>> begin Information shown

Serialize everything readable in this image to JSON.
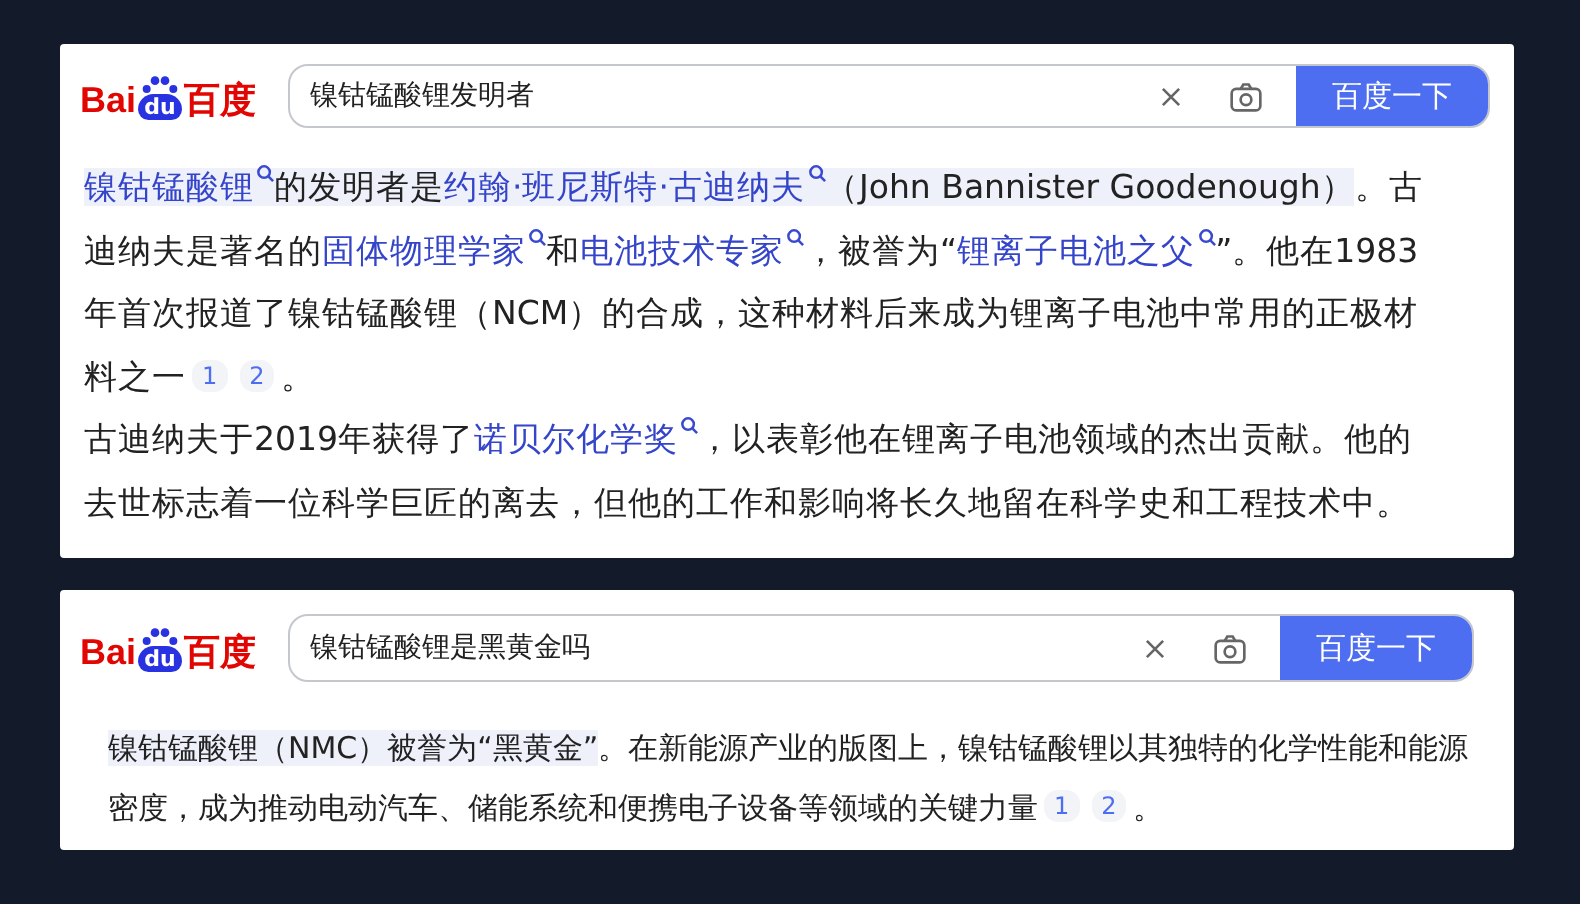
{
  "cards": [
    {
      "logo": {
        "left": "Bai",
        "paw": "du",
        "right": "百度"
      },
      "search": {
        "value": "镍钴锰酸锂发明者",
        "button": "百度一下"
      },
      "paragraphs": [
        [
          {
            "kind": "link",
            "text": "镍钴锰酸锂",
            "highlight": true
          },
          {
            "kind": "text",
            "text": "的发明者是",
            "highlight": true
          },
          {
            "kind": "link",
            "text": "约翰·班尼斯特·古迪纳夫",
            "highlight": true
          },
          {
            "kind": "text",
            "text": "（John Bannister Goodenough）",
            "highlight": true
          },
          {
            "kind": "text",
            "text": "。古迪纳夫是著名的",
            "highlight": false
          },
          {
            "kind": "link",
            "text": "固体物理学家",
            "highlight": false
          },
          {
            "kind": "text",
            "text": "和",
            "highlight": false
          },
          {
            "kind": "link",
            "text": "电池技术专家",
            "highlight": false
          },
          {
            "kind": "text",
            "text": "，被誉为“",
            "highlight": false
          },
          {
            "kind": "link",
            "text": "锂离子电池之父",
            "highlight": false
          },
          {
            "kind": "text",
            "text": "”。他在1983年首次报道了镍钴锰酸锂（NCM）的合成，这种材料后来成为锂离子电池中常用的正极材料之一",
            "highlight": false
          },
          {
            "kind": "ref",
            "text": "1",
            "highlight": false
          },
          {
            "kind": "ref",
            "text": "2",
            "highlight": false
          },
          {
            "kind": "text",
            "text": "。",
            "highlight": false
          }
        ],
        [
          {
            "kind": "text",
            "text": "古迪纳夫于2019年获得了",
            "highlight": false
          },
          {
            "kind": "link",
            "text": "诺贝尔化学奖",
            "highlight": false
          },
          {
            "kind": "text",
            "text": "，以表彰他在锂离子电池领域的杰出贡献。他的去世标志着一位科学巨匠的离去，但他的工作和影响将长久地留在科学史和工程技术中。",
            "highlight": false
          }
        ]
      ]
    },
    {
      "logo": {
        "left": "Bai",
        "paw": "du",
        "right": "百度"
      },
      "search": {
        "value": "镍钴锰酸锂是黑黄金吗",
        "button": "百度一下"
      },
      "paragraphs": [
        [
          {
            "kind": "text",
            "text": "镍钴锰酸锂（NMC）被誉为“黑黄金”",
            "highlight": true
          },
          {
            "kind": "text",
            "text": "。在新能源产业的版图上，镍钴锰酸锂以其独特的化学性能和能源密度，成为推动电动汽车、储能系统和便携电子设备等领域的关键力量",
            "highlight": false
          },
          {
            "kind": "ref",
            "text": "1",
            "highlight": false
          },
          {
            "kind": "ref",
            "text": "2",
            "highlight": false
          },
          {
            "kind": "text",
            "text": "。",
            "highlight": false
          }
        ]
      ]
    }
  ]
}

>> end Information shown

**Work required**
Every record above should be written out again exactly; the pictures stay out of the copy.

**Exercise result**
Serialize everything readable in this image to JSON.
{
  "cards": [
    {
      "logo": {
        "left": "Bai",
        "paw": "du",
        "right": "百度"
      },
      "search": {
        "value": "镍钴锰酸锂发明者",
        "button": "百度一下"
      },
      "paragraphs": [
        [
          {
            "kind": "link",
            "text": "镍钴锰酸锂",
            "highlight": true
          },
          {
            "kind": "text",
            "text": "的发明者是",
            "highlight": true
          },
          {
            "kind": "link",
            "text": "约翰·班尼斯特·古迪纳夫",
            "highlight": true
          },
          {
            "kind": "text",
            "text": "（John Bannister Goodenough）",
            "highlight": true
          },
          {
            "kind": "text",
            "text": "。古迪纳夫是著名的",
            "highlight": false
          },
          {
            "kind": "link",
            "text": "固体物理学家",
            "highlight": false
          },
          {
            "kind": "text",
            "text": "和",
            "highlight": false
          },
          {
            "kind": "link",
            "text": "电池技术专家",
            "highlight": false
          },
          {
            "kind": "text",
            "text": "，被誉为“",
            "highlight": false
          },
          {
            "kind": "link",
            "text": "锂离子电池之父",
            "highlight": false
          },
          {
            "kind": "text",
            "text": "”。他在1983年首次报道了镍钴锰酸锂（NCM）的合成，这种材料后来成为锂离子电池中常用的正极材料之一",
            "highlight": false
          },
          {
            "kind": "ref",
            "text": "1",
            "highlight": false
          },
          {
            "kind": "ref",
            "text": "2",
            "highlight": false
          },
          {
            "kind": "text",
            "text": "。",
            "highlight": false
          }
        ],
        [
          {
            "kind": "text",
            "text": "古迪纳夫于2019年获得了",
            "highlight": false
          },
          {
            "kind": "link",
            "text": "诺贝尔化学奖",
            "highlight": false
          },
          {
            "kind": "text",
            "text": "，以表彰他在锂离子电池领域的杰出贡献。他的去世标志着一位科学巨匠的离去，但他的工作和影响将长久地留在科学史和工程技术中。",
            "highlight": false
          }
        ]
      ]
    },
    {
      "logo": {
        "left": "Bai",
        "paw": "du",
        "right": "百度"
      },
      "search": {
        "value": "镍钴锰酸锂是黑黄金吗",
        "button": "百度一下"
      },
      "paragraphs": [
        [
          {
            "kind": "text",
            "text": "镍钴锰酸锂（NMC）被誉为“黑黄金”",
            "highlight": true
          },
          {
            "kind": "text",
            "text": "。在新能源产业的版图上，镍钴锰酸锂以其独特的化学性能和能源密度，成为推动电动汽车、储能系统和便携电子设备等领域的关键力量",
            "highlight": false
          },
          {
            "kind": "ref",
            "text": "1",
            "highlight": false
          },
          {
            "kind": "ref",
            "text": "2",
            "highlight": false
          },
          {
            "kind": "text",
            "text": "。",
            "highlight": false
          }
        ]
      ]
    }
  ]
}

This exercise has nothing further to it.